小問 A: 映画音楽ベスト50を選ぶ文章から、「- エンニオ・モリコーネ/ニュー・シネマ・パラダイス('89)」で始まり「- ヴァンゲリス/ブレードランナー('82)」で終わる部分を一字一句変えずに書き写してください。

··········

吹奏楽の名曲25選が好評だったので、映画音楽篇もやってみたくなった。
2008年は映画音楽が誕生してちょうど100年目だったそうである(詳しくは→こちら)。それを記念して、Hollywood Reporter誌がオールタイム映画音楽ベスト100を選出している→こちら(ブログ「サントラよもやま」)。また、AFI(アメリカ映画協会)が選出したベスト25というのもある→こちら(ブログ「海から始まる!?」)。
そこで僕もベスト50を選んでみた。その際、1人の作曲家につき、1曲という縛りを設けた。そうしなければ例えば極端な話、ジョン・ウィリアムズだけで50本選ぶことだって十分可能だからだ。
赤字は米アカデミー作曲賞受賞作品、青字はノミネートを示す。
- ジョン・ウィリアムズ/スター・ウォーズ 帝国の逆襲('80)
- バーナード・ハーマン/めまい('58)
- E.W.コルンゴルト/シー・ホーク('40)
- マックス・スタイナー/風と共に去りぬ('39)
- モーリス・ジャール/アラビアのロレンス('62)
- ミクロス・ローザ/白い恐怖('45)
- 久石 譲/はるか、ノスタルジィ('92)
- ニーノ・ロータ/カビリアの夜('57)
- エンニオ・モリコーネ/ニュー・シネマ・パラダイス('89)
- ジョン・バリー/ある日どこかで('80)
- アルフレッド・ニューマン/嵐が丘('39)
- ジェリー・ゴールドスミス/カプリコン1('77)
- ハワード・ショア/ロード・オブ・ザ・リング 王の帰還('03)
- ミッシェル・ルグラン/ロシュフォールの恋人たち('67)
- ダニー・エルフマン/ナイトメア・ビフォア・クリスマス('93)
- ヴァンゲリス/ブレードランナー('82)
- マイケル・ナイマン/ピアノ・レッスン('93)
- デイヴィッド・ラクシン/ローラ殺人事件('44)
- レナード・バーンスタイン/波止場('54)
- ジェイムズ・ホーナー/ビューティフル・マインド('01)
- フランソワ・ド・ルーベ/冒険者たち('67)

··········

小問 B: 下に続く行のうち、「row-label: P &」を含む行から「968, 842, 1057]」を含む行までを、両端の行も含めてそのまま再掲してください。

··········

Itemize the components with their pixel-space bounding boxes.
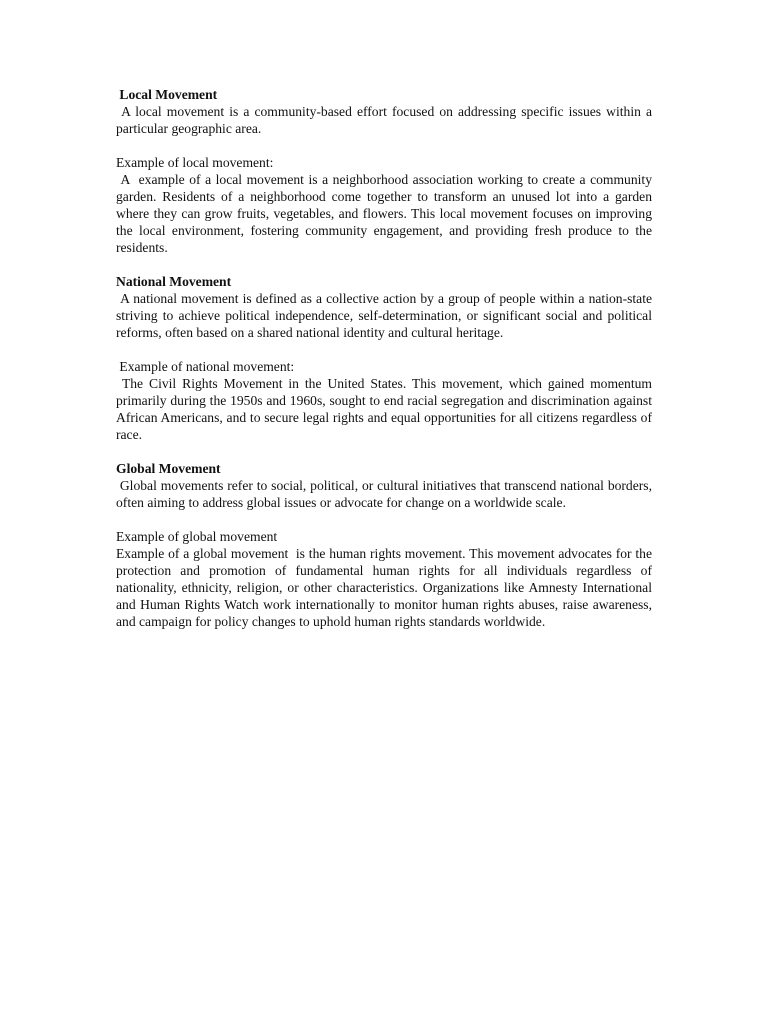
spacer: [116, 256, 652, 273]
national-movement-example-label: Example of national movement:: [116, 359, 295, 374]
spacer: [116, 137, 652, 154]
global-movement-heading: Global Movement: [116, 461, 221, 476]
global-movement-example-label: Example of global movement: [116, 529, 278, 544]
national-movement-example-text: The Civil Rights Movement in the United States. This movement, which gained momentum primarily during the 1950s and 1960s, sought to end racial segregation and discrimination against African Americans, and to secure legal rights and equal opportunities for all citizens regardless of race.: [116, 376, 656, 442]
document-page: [116, 86, 656, 630]
global-movement-definition: Global movements refer to social, political, or cultural initiatives that transcend national borders, often aiming to address global issues or advocate for change on a worldwide scale.: [116, 478, 656, 510]
local-movement-section: [116, 86, 656, 256]
spacer: [116, 511, 652, 528]
national-movement-heading: National Movement: [116, 274, 232, 289]
spacer: [116, 443, 652, 460]
global-movement-example-text: Example of a global movement is the human rights movement. This movement advocates for the protection and promotion of fundamental human rights for all individuals regardless of nationality, ethnicity, religion, or other characteristics. Organizations like Amnesty International and Human Rights Watch work internationally to monitor human rights abuses, raise awareness, and campaign for policy changes to uphold human rights standards worldwide.: [116, 546, 656, 629]
local-movement-example-text: A example of a local movement is a neighborhood association working to create a community garden. Residents of a neighborhood come together to transform an unused lot into a garden where they can grow fruits, vegetables, and flowers. This local movement focuses on improving the local environment, fostering community engagement, and providing fresh produce to the residents.: [116, 172, 656, 255]
local-movement-definition: A local movement is a community-based effort focused on addressing specific issues within a particular geographic area.: [116, 104, 656, 136]
local-movement-example-label: Example of local movement:: [116, 155, 274, 170]
national-movement-definition: A national movement is defined as a collective action by a group of people within a nation-state striving to achieve political independence, self-determination, or significant social and political reforms, often based on a shared national identity and cultural heritage.: [116, 291, 656, 340]
spacer: [116, 341, 652, 358]
global-movement-section: [116, 460, 656, 630]
national-movement-section: [116, 273, 656, 443]
local-movement-heading: Local Movement: [116, 87, 218, 102]
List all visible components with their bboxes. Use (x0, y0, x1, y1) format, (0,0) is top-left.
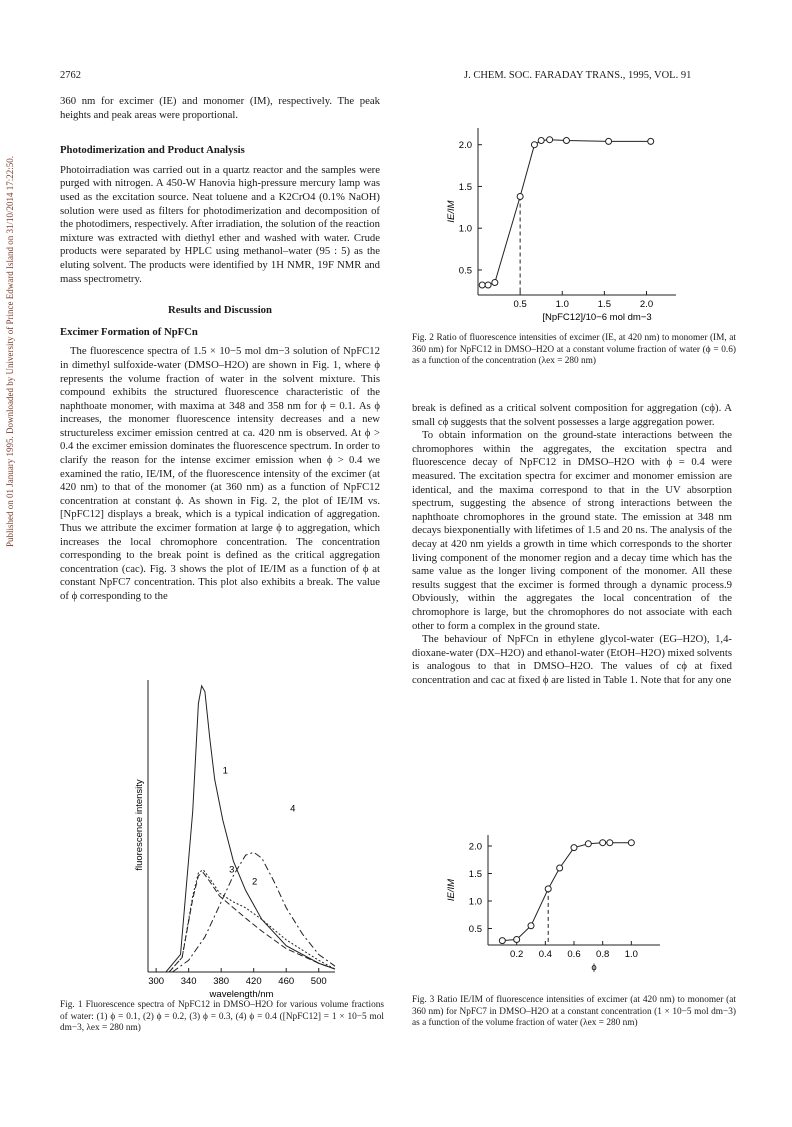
fig3-y-axis-label: IE/IM (446, 878, 457, 902)
fig1-x-axis-label: wavelength/nm (209, 989, 274, 1000)
fig3-x-tick-label: 0.4 (538, 949, 552, 960)
intro-paragraph: 360 nm for excimer (IE) and monomer (IM), respectively. The peak heights and peak areas were proportional. (60, 95, 380, 121)
fig3-point (628, 840, 634, 846)
fig2-point (531, 142, 537, 148)
fig2-line (482, 140, 651, 285)
fig3-line (502, 843, 631, 941)
fig2-x-tick-label: 0.5 (513, 299, 527, 310)
fig3-y-tick-label: 1.5 (468, 869, 482, 880)
fig1-series-3-label: 3 (229, 864, 235, 876)
fig2-point (563, 138, 569, 144)
fig1-x-tick-label: 300 (148, 976, 165, 987)
fig1-caption: Fig. 1 Fluorescence spectra of NpFC12 in DMSO–H2O for various volume fractions of water: (1) ϕ = 0.1, (2) ϕ = 0.2, (3) ϕ = 0.3, (4) ϕ = 0.4 ([NpFC12] = 1 × 10−5 mol dm−3, λex = 280 nm) (60, 1000, 384, 1034)
fig3-point (514, 937, 520, 943)
section-heading-photodimerization: Photodimerization and Product Analysis (60, 144, 245, 157)
fig2-x-tick-label: 1.0 (555, 299, 569, 310)
fig2-point (517, 193, 523, 199)
fig2-point (485, 282, 491, 288)
fig3-chart (440, 830, 680, 990)
fig3-y-tick-label: 0.5 (468, 924, 482, 935)
fig1-y-axis-label: fluorescence intensity (134, 779, 145, 871)
fig3-caption: Fig. 3 Ratio IE/IM of fluorescence intensities of excimer (at 420 nm) to monomer (at 360 nm) for NpFC7 in DMSO–H2O at a constant concentration (1 × 10−5 mol dm−3) as a function of the volume fraction of water (λex = 280 nm) (412, 995, 736, 1029)
right-column (412, 402, 732, 687)
fig3-point (499, 938, 505, 944)
journal-header: J. CHEM. SOC. FARADAY TRANS., 1995, VOL. 91 (464, 70, 692, 81)
fig3-y-tick-label: 2.0 (468, 841, 482, 853)
fig1-series-2-line (169, 873, 335, 972)
fig1-chart (130, 675, 345, 1000)
page-number: 2762 (60, 70, 81, 81)
fig1-series-2-label: 2 (251, 876, 258, 888)
fig2-point (538, 138, 544, 144)
fig3-point (545, 886, 551, 892)
fig3-point (528, 923, 534, 929)
fig3-point (600, 840, 606, 846)
fig3-point (585, 841, 591, 847)
fig2-x-axis-label: [NpFC12]/10−6 mol dm−3 (542, 312, 652, 323)
fig3-point (557, 865, 563, 871)
fig1-x-tick-label: 340 (180, 976, 197, 987)
right-paragraph-1: break is defined as a critical solvent composition for aggregation (cϕ). A small cϕ suggests that the solvent possesses a large aggregation power. (412, 402, 732, 428)
fig3-x-axis-label: ϕ (591, 962, 597, 973)
right-paragraph-3: The behaviour of NpFCn in ethylene glycol-water (EG–H2O), 1,4-dioxane-water (DX–H2O) and ethanol-water (EtOH–H2O) mixed solvents is analogous to that in DMSO–H2O. The values of cϕ at fixed concentration and cac at fixed ϕ are listed in Table 1. Note that for any one (412, 633, 732, 686)
fig3-y-tick-label: 1.0 (468, 896, 482, 908)
right-paragraph-2: To obtain information on the ground-state interactions between the chromophores within the aggregates, the excitation spectra and fluorescence decay of NpFC12 in DMSO–H2O with ϕ = 0.4 were measured. The excitation spectra for excimer and monomer emission are identical, and the maxima correspond to that in the UV absorption spectrum, suggesting the absence of strong interactions between the naphthoate chromophores in the ground state. The emission at 348 nm decays biexponentially with lifetimes of 1.5 and 20 ns. The analysis of the decay at 420 nm yields a growth in time which corresponds to the shorter living component of the monomer region and a decay time which has the same value as the longer living component of the monomer. All these results suggest that the excimer is formed through a dynamic process.9 Obviously, within the aggregates the local concentration of the chromophore is large, but the chromophores do not associate with each other to form a complex in the ground state. (412, 429, 732, 632)
fig1-series-1-label: 1 (222, 765, 228, 777)
publication-note: Published on 01 January 1995. Downloaded by University of Prince Edward Island on 31/10/2014 17:22:50. (5, 156, 15, 547)
fig2-y-tick-label: 2.0 (458, 140, 472, 152)
fig2-y-axis-label: IE/IM (446, 200, 457, 223)
fig1-series-4-label: 4 (290, 803, 296, 815)
fig2-point (492, 279, 498, 285)
fig2-y-tick-label: 1.5 (458, 181, 472, 193)
fig3-x-tick-label: 1.0 (624, 949, 638, 960)
fig1-series-4-line (172, 852, 335, 972)
fig2-chart (440, 120, 680, 330)
fig1-x-tick-label: 500 (310, 976, 327, 987)
left-column (60, 95, 380, 604)
fig2-y-tick-label: 0.5 (458, 265, 472, 277)
fig1-x-tick-label: 420 (245, 976, 262, 987)
fig1-x-tick-label: 460 (278, 976, 295, 987)
results-paragraph: The fluorescence spectra of 1.5 × 10−5 mol dm−3 solution of NpFC12 in dimethyl sulfoxide-water (DMSO–H2O) are shown in Fig. 1, where ϕ represents the volume fraction of water in the solvent mixture. This compound exhibits the structured fluorescence characteristic of the naphthoate monomer, with maxima at 348 and 358 nm for ϕ = 0.1. As ϕ increases, the monomer fluorescence intensity decreases and a new structureless excimer emission centred at ca. 420 nm is observed. At ϕ > 0.4 the excimer emission dominates the fluorescence spectrum. In order to clarify the reason for the intense excimer emission when ϕ > 0.4 we examined the ratio, IE/IM, of the fluorescence intensity of the excimer (at 420 nm) to that of the monomer (at 360 nm) as a function of NpFC12 concentration at constant ϕ. As shown in Fig. 2, the plot of IE/IM vs. [NpFC12] displays a break, which is a typical indication of aggregation. Thus we attribute the excimer formation at large ϕ to aggregation, which increases the local chromophore concentration. The concentration corresponding to the break point is defined as the critical aggregation concentration (cac). Fig. 3 shows the plot of IE/IM as a function of ϕ at constant NpFC7 concentration. This plot also exhibits a break. The value of ϕ corresponding to the (60, 345, 380, 602)
fig2-point (547, 137, 553, 143)
fig3-x-tick-label: 0.8 (596, 949, 610, 960)
fig2-point (648, 138, 654, 144)
fig2-x-tick-label: 1.5 (597, 299, 611, 310)
fig2-point (606, 138, 612, 144)
fig3-x-tick-label: 0.2 (510, 949, 524, 960)
fig1-x-tick-label: 380 (213, 976, 230, 987)
fig2-point (479, 282, 485, 288)
fig2-caption: Fig. 2 Ratio of fluorescence intensities of excimer (IE, at 420 nm) to monomer (IM, at 360 nm) for NpFC12 in DMSO–H2O at a constant volume fraction of water (ϕ = 0.6) as a function of the concentration (λex = 280 nm) (412, 333, 736, 367)
results-heading: Results and Discussion (168, 304, 272, 317)
fig2-x-tick-label: 2.0 (639, 299, 654, 310)
fig3-point (607, 840, 613, 846)
fig1-series-1-line (166, 686, 335, 972)
fig3-point (571, 845, 577, 851)
fig2-y-tick-label: 1.0 (458, 223, 472, 235)
photodimerization-paragraph: Photoirradiation was carried out in a quartz reactor and the samples were purged with nitrogen. A 450-W Hanovia high-pressure mercury lamp was used as the excitation source. Neat toluene and a K2CrO4 (0.1% NaOH) solution were used as filters for photodimerization and decomposition of the photodimers, respectively. After irradiation, the solution of the reaction mixture was extracted with diethyl ether and washed with water. Crude products were separated by HPLC using methanol–water (95 : 5) as the eluting solvent. The products were identified by 1H NMR, 19F NMR and mass spectrometry. (60, 163, 380, 285)
excimer-heading: Excimer Formation of NpFCn (60, 325, 198, 338)
fig3-x-tick-label: 0.6 (567, 949, 581, 960)
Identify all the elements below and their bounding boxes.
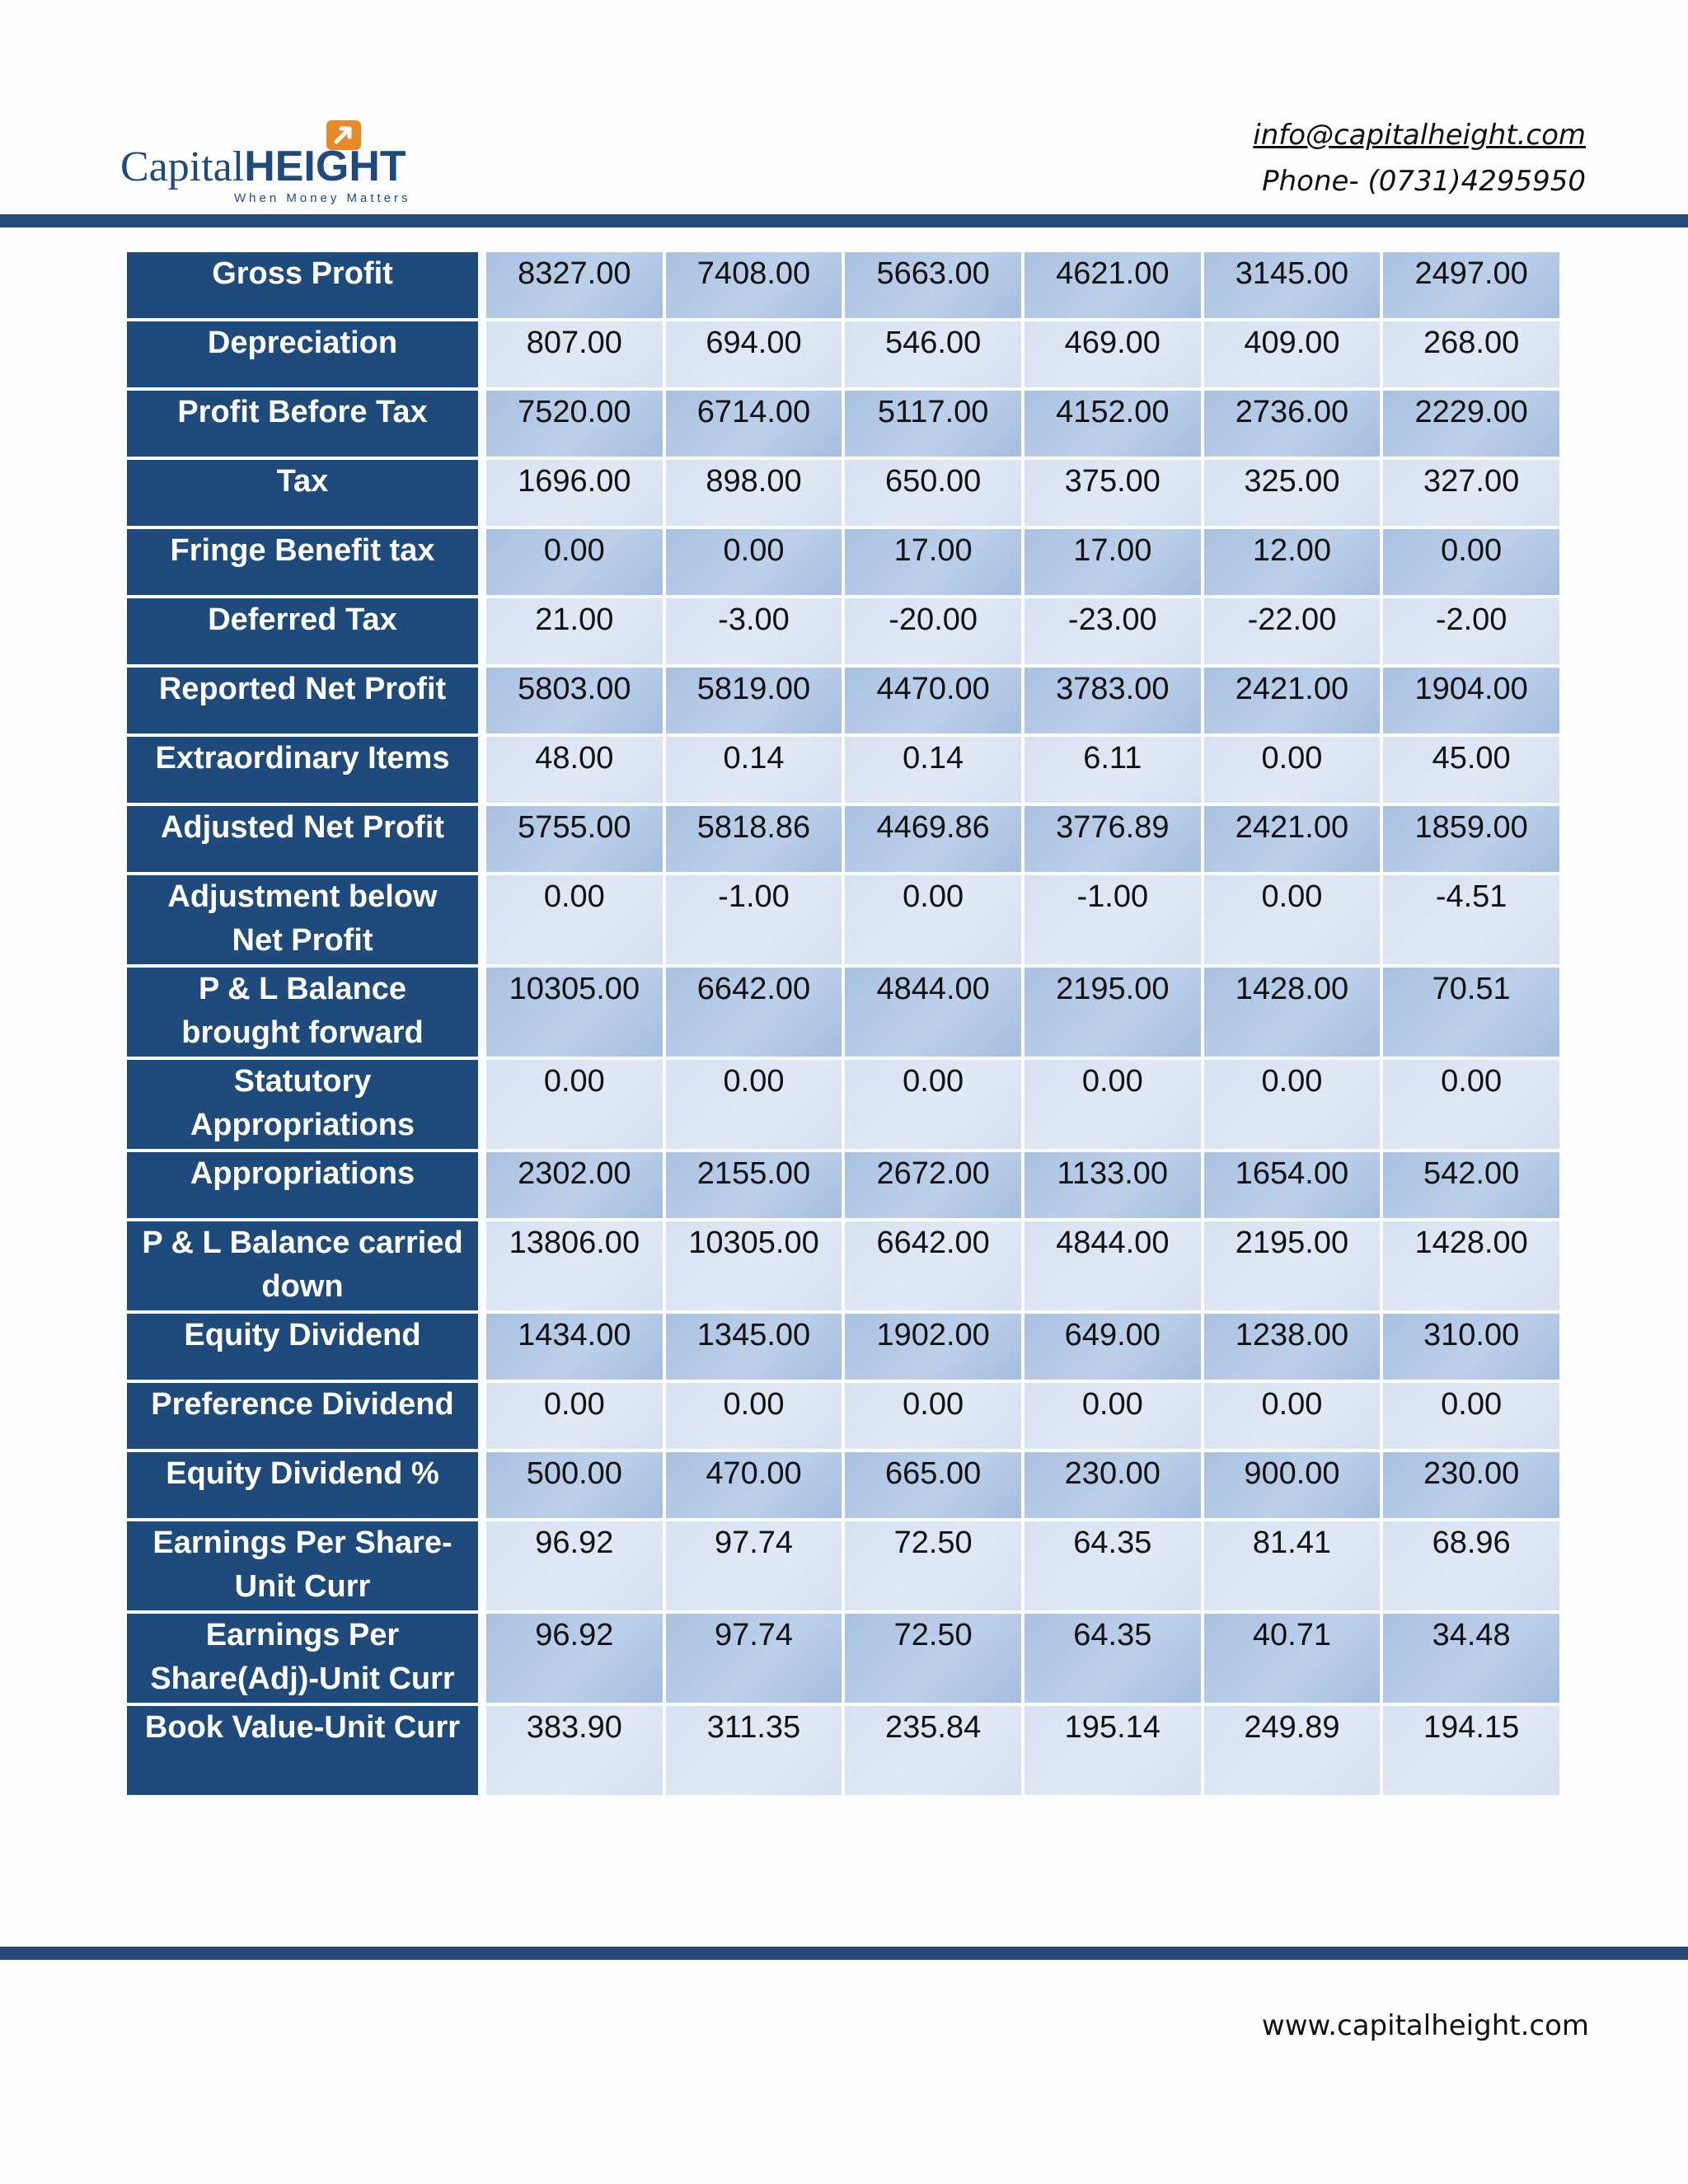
row-label: P & L Balance carried down	[127, 1221, 483, 1310]
table-cell: 13806.00	[486, 1221, 663, 1310]
table-cell: 4844.00	[1025, 1221, 1201, 1310]
table-cell: 17.00	[1025, 529, 1201, 595]
table-cell: 6714.00	[666, 391, 842, 457]
row-label: Appropriations	[127, 1152, 483, 1218]
table-cell: 0.14	[845, 737, 1021, 803]
table-cell: 6642.00	[666, 968, 842, 1057]
table-cell: -1.00	[666, 875, 842, 964]
row-label: Equity Dividend %	[127, 1452, 483, 1518]
table-cell: 4621.00	[1025, 252, 1201, 318]
table-cell: 7520.00	[486, 391, 663, 457]
table-cell: 5117.00	[845, 391, 1021, 457]
table-cell: 3783.00	[1025, 668, 1201, 733]
table-cell: 5803.00	[486, 668, 663, 733]
table-cell: 0.00	[1383, 1383, 1559, 1449]
table-cell: 694.00	[666, 321, 842, 387]
table-row	[127, 668, 1559, 733]
logo-text-regular: Capital	[120, 143, 245, 190]
logo-text-bold: HEIGHT	[244, 143, 406, 190]
table-cell: -1.00	[1025, 875, 1201, 964]
table-cell: 0.00	[845, 1060, 1021, 1149]
table-cell: 21.00	[486, 598, 663, 664]
row-label: Book Value-Unit Curr	[127, 1706, 483, 1795]
table-cell: 0.00	[1204, 737, 1381, 803]
table-cell: -20.00	[845, 598, 1021, 664]
table-cell: 0.00	[486, 529, 663, 595]
row-label: Earnings Per Share-Unit Curr	[127, 1521, 483, 1610]
table-row	[127, 1221, 1559, 1310]
table-cell: 311.35	[666, 1706, 842, 1795]
table-cell: 0.00	[1383, 1060, 1559, 1149]
table-cell: 70.51	[1383, 968, 1559, 1057]
table-cell: 1859.00	[1383, 806, 1559, 872]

··········

想定解答 A:
- エンニオ・モリコーネ/ニュー・シネマ・パラダイス('89)
- ジョン・バリー/ある日どこかで('80)
- アルフレッド・ニューマン/嵐が丘('39)
- ジェリー・ゴールドスミス/カプリコン1('77)
- ハワード・ショア/ロード・オブ・ザ・リング 王の帰還('03)
- ミッシェル・ルグラン/ロシュフォールの恋人たち('67)
- ダニー・エルフマン/ナイトメア・ビフォア・クリスマス('93)
- ヴァンゲリス/ブレードランナー('82)

想定解答 B:
row-label: P & L Balance carried down	[127, 1221, 483, 1310]
table-cell: 13806.00	[486, 1221, 663, 1310]
table-cell: 4844.00	[1025, 1221, 1201, 1310]
table-cell: 17.00	[1025, 529, 1201, 595]
table-cell: 6714.00	[666, 391, 842, 457]
row-label: Appropriations	[127, 1152, 483, 1218]
table-cell: 0.14	[845, 737, 1021, 803]
table-cell: 6642.00	[666, 968, 842, 1057]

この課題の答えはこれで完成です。